Your tasks
1. Reproduce, word for word, the part of the article on driverless traffic in the UK that opens with the words containing "OpenText, the leaders" and closes with "by AI technology.".
2. Carry on the article about driverless traffic in the UK from the point where it stops.

Driverless traffic in the UK might begin with trucks

Transport information firm Inrix has identified the most suitable UK roads for driverless traffic. The M6/M74 corridor between Manchester and Glasgow is the most valuable route for driverless lorries in the UK, while the M25 could see the biggest safety improvements, says firm.

The report stated that highly automated vehicles are “posed to dramatically alter the long-haul trucking sector”, with platoons of self-driving lorries expected to be trialled on England's motorways by the end of the year.

OpenText, the leaders in enterprise information management, recently surveyed 2,000 UK consumers on their attitudes towards driverless/autonomous cars.

The survey has revealed confusion around the extent to which the UK public believe driverless cars will infiltrate their daily lives in the coming years, highlighting a mixture of inevitability and wariness when it comes to embracing the trend enabled by AI technology.

A third (31%) think there will be more driverless/autonomous cars on the road than ordinary cars in the next 10 to 15 years. However, when OpenText ran a similar survey in 2017, nearly twice as many people (66%) thought this would be the case.

Items stored from a collection:
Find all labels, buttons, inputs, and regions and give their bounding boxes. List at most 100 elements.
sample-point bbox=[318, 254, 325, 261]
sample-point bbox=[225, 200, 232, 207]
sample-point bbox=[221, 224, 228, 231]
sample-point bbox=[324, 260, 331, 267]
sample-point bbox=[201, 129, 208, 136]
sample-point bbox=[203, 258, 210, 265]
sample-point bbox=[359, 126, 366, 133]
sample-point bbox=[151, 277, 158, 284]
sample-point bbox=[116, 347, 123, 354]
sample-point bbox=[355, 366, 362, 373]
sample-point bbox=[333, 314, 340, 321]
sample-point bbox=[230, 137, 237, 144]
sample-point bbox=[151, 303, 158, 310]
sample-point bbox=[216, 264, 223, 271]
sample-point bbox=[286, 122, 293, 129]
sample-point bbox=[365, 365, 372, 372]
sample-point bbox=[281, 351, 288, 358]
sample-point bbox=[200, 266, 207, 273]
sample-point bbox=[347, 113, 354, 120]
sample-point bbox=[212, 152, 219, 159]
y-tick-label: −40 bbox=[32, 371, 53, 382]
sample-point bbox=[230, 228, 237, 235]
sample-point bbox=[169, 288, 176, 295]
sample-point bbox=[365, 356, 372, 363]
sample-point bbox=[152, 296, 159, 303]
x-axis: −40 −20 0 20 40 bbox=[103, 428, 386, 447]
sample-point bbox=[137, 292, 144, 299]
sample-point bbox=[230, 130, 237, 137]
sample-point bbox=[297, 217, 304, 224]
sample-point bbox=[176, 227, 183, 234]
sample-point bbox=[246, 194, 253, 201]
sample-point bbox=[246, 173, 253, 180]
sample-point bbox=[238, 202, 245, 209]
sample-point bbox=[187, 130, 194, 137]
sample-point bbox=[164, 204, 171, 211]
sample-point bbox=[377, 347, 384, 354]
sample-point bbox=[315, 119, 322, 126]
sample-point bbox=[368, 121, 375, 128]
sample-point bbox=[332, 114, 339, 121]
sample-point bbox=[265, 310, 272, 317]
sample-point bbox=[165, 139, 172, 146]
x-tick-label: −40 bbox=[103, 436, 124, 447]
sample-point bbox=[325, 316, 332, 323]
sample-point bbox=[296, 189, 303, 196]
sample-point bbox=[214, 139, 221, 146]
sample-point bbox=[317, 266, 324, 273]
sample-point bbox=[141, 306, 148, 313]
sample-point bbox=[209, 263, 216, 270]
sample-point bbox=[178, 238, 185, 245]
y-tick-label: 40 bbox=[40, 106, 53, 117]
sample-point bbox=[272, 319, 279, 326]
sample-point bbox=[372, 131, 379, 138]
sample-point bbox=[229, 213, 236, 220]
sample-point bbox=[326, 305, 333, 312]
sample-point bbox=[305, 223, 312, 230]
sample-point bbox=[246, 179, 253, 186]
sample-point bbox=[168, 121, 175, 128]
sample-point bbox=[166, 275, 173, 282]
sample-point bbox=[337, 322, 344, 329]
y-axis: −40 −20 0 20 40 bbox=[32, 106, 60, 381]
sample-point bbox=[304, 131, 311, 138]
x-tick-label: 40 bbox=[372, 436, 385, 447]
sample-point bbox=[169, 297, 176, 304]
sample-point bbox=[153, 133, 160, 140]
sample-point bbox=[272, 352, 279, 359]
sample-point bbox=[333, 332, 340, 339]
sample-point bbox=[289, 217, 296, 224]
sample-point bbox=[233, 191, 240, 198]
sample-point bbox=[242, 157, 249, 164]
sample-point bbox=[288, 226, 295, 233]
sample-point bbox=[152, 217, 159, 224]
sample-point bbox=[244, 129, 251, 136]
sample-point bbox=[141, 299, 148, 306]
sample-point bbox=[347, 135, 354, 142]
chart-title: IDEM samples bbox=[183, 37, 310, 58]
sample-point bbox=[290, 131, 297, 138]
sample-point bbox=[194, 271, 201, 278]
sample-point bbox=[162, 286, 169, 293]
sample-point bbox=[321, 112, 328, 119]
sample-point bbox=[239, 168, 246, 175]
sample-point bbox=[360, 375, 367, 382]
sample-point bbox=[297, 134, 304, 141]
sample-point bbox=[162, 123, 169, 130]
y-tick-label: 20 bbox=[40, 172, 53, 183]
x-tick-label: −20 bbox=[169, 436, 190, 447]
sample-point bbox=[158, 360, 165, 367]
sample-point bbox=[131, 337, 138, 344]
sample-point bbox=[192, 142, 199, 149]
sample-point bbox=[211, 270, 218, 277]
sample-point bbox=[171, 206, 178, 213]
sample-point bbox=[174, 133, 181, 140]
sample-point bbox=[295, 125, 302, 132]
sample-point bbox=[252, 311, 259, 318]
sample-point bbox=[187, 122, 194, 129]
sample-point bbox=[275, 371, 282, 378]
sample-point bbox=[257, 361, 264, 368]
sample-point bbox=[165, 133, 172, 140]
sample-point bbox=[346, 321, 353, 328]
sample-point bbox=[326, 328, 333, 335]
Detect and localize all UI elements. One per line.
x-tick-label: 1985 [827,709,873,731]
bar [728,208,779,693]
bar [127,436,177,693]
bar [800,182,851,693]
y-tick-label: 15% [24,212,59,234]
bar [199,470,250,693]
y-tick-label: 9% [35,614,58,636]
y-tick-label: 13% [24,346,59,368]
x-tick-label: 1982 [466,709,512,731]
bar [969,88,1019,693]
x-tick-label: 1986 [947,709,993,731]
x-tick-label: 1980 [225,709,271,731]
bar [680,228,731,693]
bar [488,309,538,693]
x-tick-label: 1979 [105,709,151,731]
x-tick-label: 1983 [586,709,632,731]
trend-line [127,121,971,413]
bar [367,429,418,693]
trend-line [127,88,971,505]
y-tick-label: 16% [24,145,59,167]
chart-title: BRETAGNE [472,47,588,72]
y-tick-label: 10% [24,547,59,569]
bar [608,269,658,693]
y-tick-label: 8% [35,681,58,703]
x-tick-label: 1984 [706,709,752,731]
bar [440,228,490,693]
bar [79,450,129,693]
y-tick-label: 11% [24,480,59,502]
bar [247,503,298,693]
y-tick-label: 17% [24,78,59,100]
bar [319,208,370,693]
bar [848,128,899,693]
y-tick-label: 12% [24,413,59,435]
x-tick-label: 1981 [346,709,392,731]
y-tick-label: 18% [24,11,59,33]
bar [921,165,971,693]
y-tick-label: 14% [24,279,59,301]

Answers
1.
OpenText, the leaders in enterprise information management, recently surveyed 2,000 UK consumers on their attitudes towards driverless/autonomous cars.

The survey has revealed confusion around the extent to which the UK public believe driverless cars will infiltrate their daily lives in the coming years, highlighting a mixture of inevitability and wariness when it comes to embracing the trend enabled by AI technology.

2.
In 2017, 24% said they would feel comfortable being a passenger in a driverless/autonomous car, yet this figure has dropped to 19% when the survey ran this year.

Moreover, only 23% of UK citizens responding to the 2018 survey think the ability of driverless/autonomous vehicles to obey all traffic rules will improve road safety, down from 42% in 2017. Today, only one in ten (10%) think this technology will make roads safer (but only on UK motorways).

"The results of this research highlight that we’re very much in an era of transition for automotive vehicles. The mix of confusion, fear, optimism and inevitability in the minds of UK citizens shows that whereas some AI-enabled technologies have moved seamlessly into our lives, more game-changing offerings like autonomous vehicles will take time to be embraced. AI will enable automakers to analyse, adapt and suggest solutions based on data. As autonomous vehicles become more common, the data they produce will become a new, powerful asset for organisations," said Mark Bridger, SVP, Europe, OpenText.

"Yet, automotive companies need to ensure they are doing more than delivering the most innovative connected technology. Addressing consumer concerns and loss of confidence will be critical for success and take up too. They need to ensure the technology is safe and reliable in order to install the level of trust needed for mass adoption,” he added.